> **Given request**
Provide the count of lines that hold "stacked" and no other output.

> **Dataset extract**
>> start

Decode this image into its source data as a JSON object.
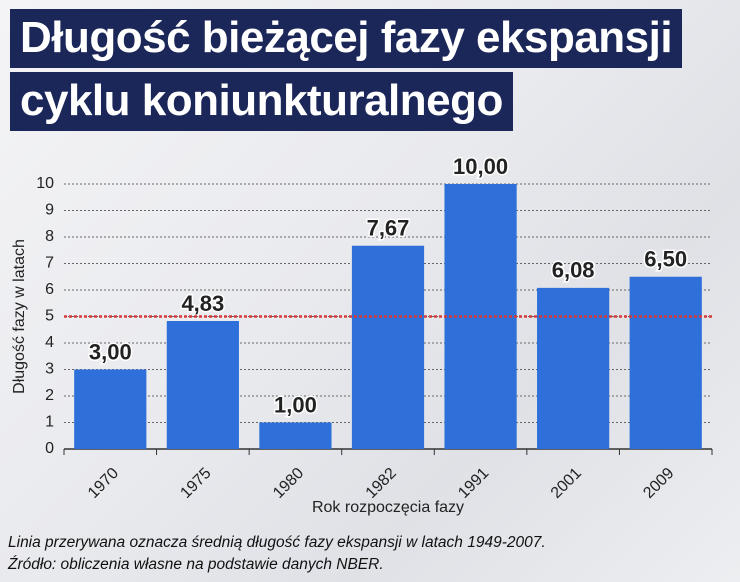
{
  "chart_data": {
    "type": "bar",
    "title": "Długość bieżącej fazy ekspansji cyklu koniunkturalnego",
    "categories": [
      "1970",
      "1975",
      "1980",
      "1982",
      "1991",
      "2001",
      "2009"
    ],
    "values": [
      3,
      4.83,
      1,
      7.67,
      10,
      6.08,
      6.5
    ],
    "value_labels": [
      "3,00",
      "4,83",
      "1,00",
      "7,67",
      "10,00",
      "6,08",
      "6,50"
    ],
    "color": "#2f6fd9",
    "average": 5,
    "average_color": "#d63a3a",
    "ylim": [
      0,
      10
    ],
    "yticks": [
      0,
      1,
      2,
      3,
      4,
      5,
      6,
      7,
      8,
      9,
      10
    ],
    "grid": true,
    "ylabel": "Długość fazy w latach",
    "xlabel": "Rok rozpoczęcia fazy",
    "notes": [
      "Linia przerywana oznacza średnią długość fazy ekspansji w latach 1949-2007.",
      "Źródło: obliczenia własne na podstawie danych NBER."
    ]
  }
}
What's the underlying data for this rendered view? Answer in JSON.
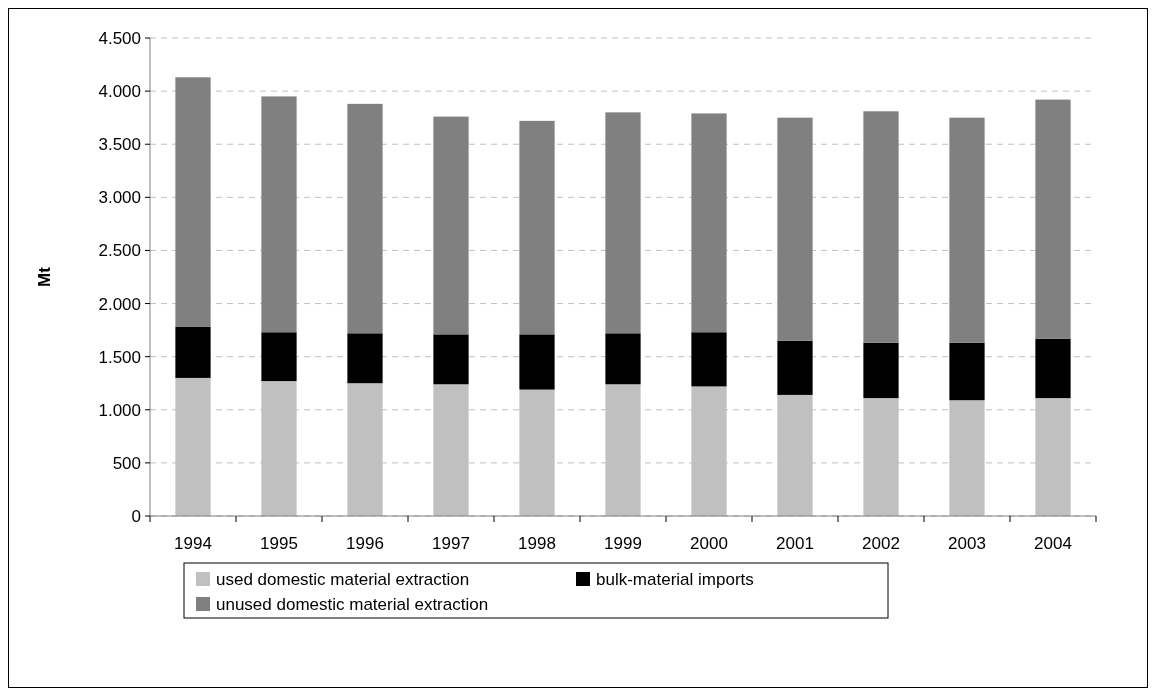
{
  "chart_data": {
    "type": "bar",
    "stacked": true,
    "ylabel": "Mt",
    "categories": [
      "1994",
      "1995",
      "1996",
      "1997",
      "1998",
      "1999",
      "2000",
      "2001",
      "2002",
      "2003",
      "2004"
    ],
    "series": [
      {
        "name": "used domestic material extraction",
        "color": "#c0c0c0",
        "values": [
          1300,
          1270,
          1250,
          1240,
          1190,
          1240,
          1220,
          1140,
          1110,
          1090,
          1110
        ]
      },
      {
        "name": "bulk-material imports",
        "color": "#000000",
        "values": [
          480,
          460,
          470,
          470,
          520,
          480,
          510,
          510,
          520,
          540,
          560
        ]
      },
      {
        "name": "unused domestic material extraction",
        "color": "#808080",
        "values": [
          2350,
          2220,
          2160,
          2050,
          2010,
          2080,
          2060,
          2100,
          2180,
          2120,
          2250
        ]
      }
    ],
    "ylim": [
      0,
      4500
    ],
    "yticks": [
      0,
      500,
      {
        "value": 1000,
        "label": "1.000"
      },
      {
        "value": 1500,
        "label": "1.500"
      },
      {
        "value": 2000,
        "label": "2.000"
      },
      {
        "value": 2500,
        "label": "2.500"
      },
      {
        "value": 3000,
        "label": "3.000"
      },
      {
        "value": 3500,
        "label": "3.500"
      },
      {
        "value": 4000,
        "label": "4.000"
      },
      {
        "value": 4500,
        "label": "4.500"
      }
    ],
    "grid": "y",
    "legend": "bottom"
  }
}
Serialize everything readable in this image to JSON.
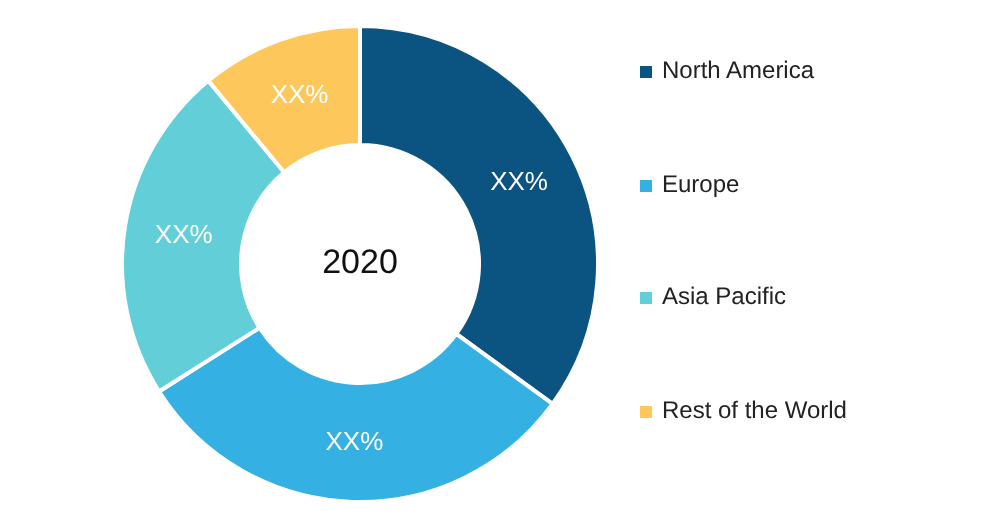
{
  "chart_data": {
    "type": "donut",
    "categories": [
      "North America",
      "Europe",
      "Asia Pacific",
      "Rest of the World"
    ],
    "values": [
      35,
      31,
      23,
      11
    ],
    "colors": [
      "#0b5380",
      "#35b0e2",
      "#62cfd8",
      "#fec75c"
    ],
    "value_labels": [
      "XX%",
      "XX%",
      "XX%",
      "XX%"
    ],
    "annotations": [
      "2020"
    ],
    "legend": "right"
  }
}
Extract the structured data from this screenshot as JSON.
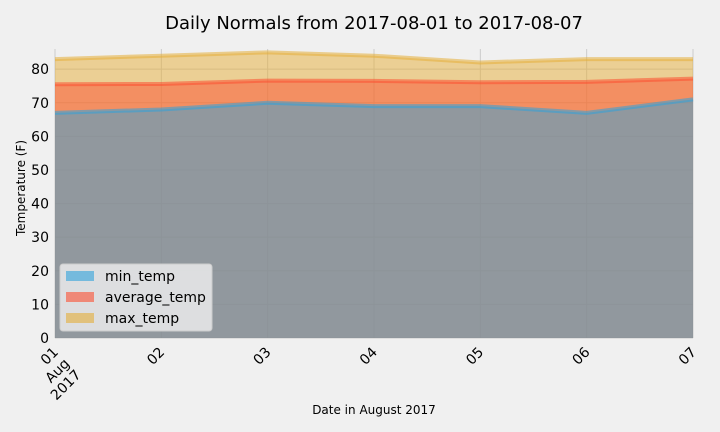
{
  "chart_data": {
    "type": "area",
    "title": "Daily Normals from 2017-08-01 to 2017-08-07",
    "xlabel": "Date in August 2017",
    "ylabel": "Temperature (F)",
    "x": [
      "2017-08-01",
      "2017-08-02",
      "2017-08-03",
      "2017-08-04",
      "2017-08-05",
      "2017-08-06",
      "2017-08-07"
    ],
    "x_tick_labels": [
      "01\nAug\n2017",
      "02",
      "03",
      "04",
      "05",
      "06",
      "07"
    ],
    "ylim": [
      0,
      86
    ],
    "yticks": [
      0,
      10,
      20,
      30,
      40,
      50,
      60,
      70,
      80
    ],
    "grid": true,
    "stacked": false,
    "legend_position": "lower-left",
    "series": [
      {
        "name": "min_temp",
        "values": [
          67,
          68,
          70,
          69,
          69,
          67,
          71
        ],
        "color": "#30a2da"
      },
      {
        "name": "average_temp",
        "values": [
          75.5,
          75.6,
          76.6,
          76.5,
          76.1,
          76.2,
          77.2
        ],
        "color": "#fc4f30"
      },
      {
        "name": "max_temp",
        "values": [
          83,
          84,
          85,
          84,
          82,
          83,
          83
        ],
        "color": "#e5ae38"
      }
    ]
  }
}
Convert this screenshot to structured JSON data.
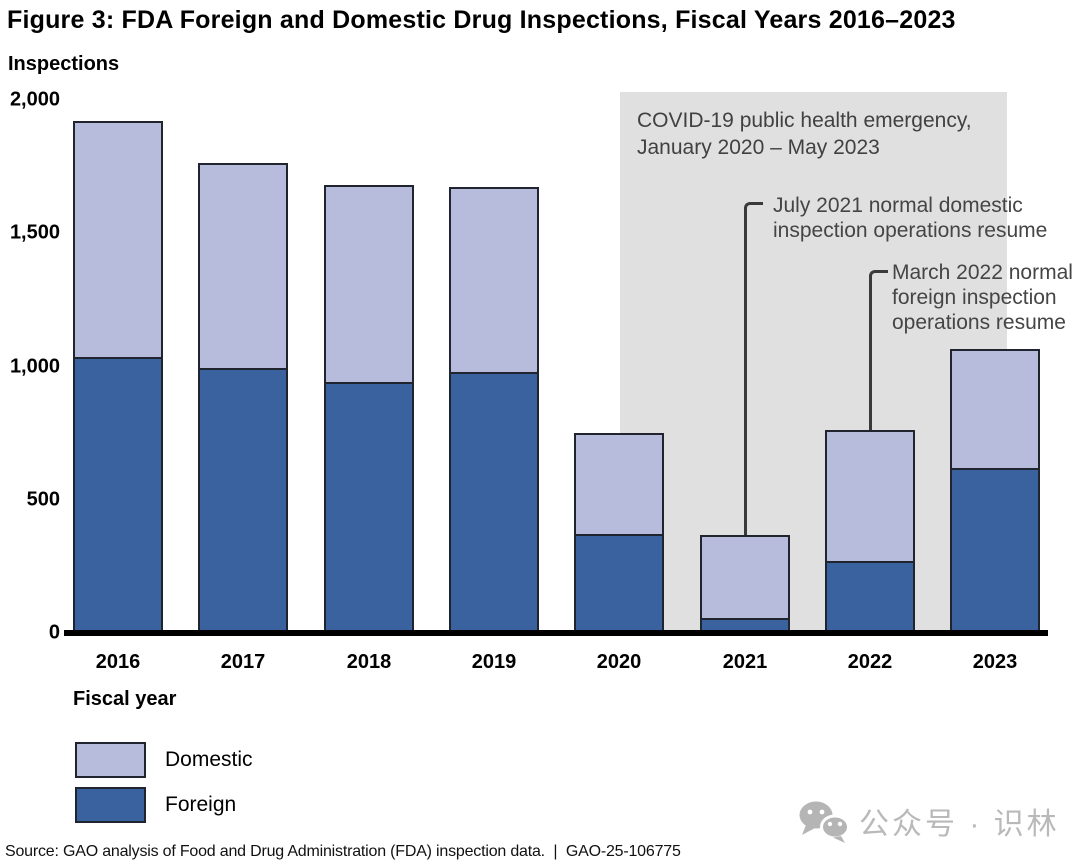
{
  "title": "Figure 3: FDA Foreign and Domestic Drug Inspections, Fiscal Years 2016–2023",
  "chart_data": {
    "type": "bar",
    "subtype": "stacked",
    "y_axis_label": "Inspections",
    "x_axis_label": "Fiscal year",
    "categories": [
      "2016",
      "2017",
      "2018",
      "2019",
      "2020",
      "2021",
      "2022",
      "2023"
    ],
    "series": [
      {
        "name": "Foreign",
        "color": "#3a629e",
        "values": [
          1035,
          995,
          940,
          980,
          370,
          55,
          270,
          620
        ]
      },
      {
        "name": "Domestic",
        "color": "#b7bcdc",
        "values": [
          885,
          770,
          740,
          695,
          380,
          310,
          490,
          445
        ]
      }
    ],
    "ylim": [
      0,
      2000
    ],
    "yticks": [
      {
        "value": 0,
        "label": "0"
      },
      {
        "value": 500,
        "label": "500"
      },
      {
        "value": 1000,
        "label": "1,000"
      },
      {
        "value": 1500,
        "label": "1,500"
      },
      {
        "value": 2000,
        "label": "2,000"
      }
    ],
    "grid": false,
    "legend_position": "bottom-left",
    "legend": [
      {
        "label": "Domestic",
        "series": "Domestic"
      },
      {
        "label": "Foreign",
        "series": "Foreign"
      }
    ],
    "covid_band": {
      "text": "COVID-19 public health emergency, January 2020 – May 2023",
      "fill": "#e0e0e0"
    },
    "annotations": [
      {
        "text": "July 2021 normal domestic inspection operations resume",
        "target_category": "2021"
      },
      {
        "text": "March 2022 normal foreign inspection operations resume",
        "target_category": "2022"
      }
    ]
  },
  "source_line": "Source: GAO analysis of Food and Drug Administration (FDA) inspection data.  |  GAO-25-106775",
  "watermark": {
    "icon": "wechat-icon",
    "text": "公众号 · 识林"
  }
}
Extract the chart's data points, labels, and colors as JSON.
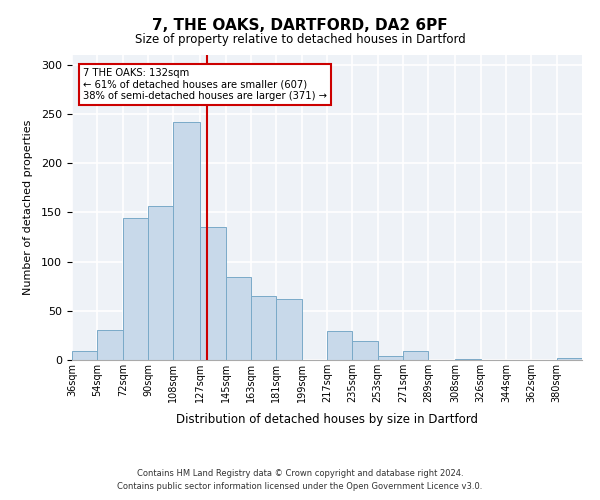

>> end

> **Response to this exercise**
3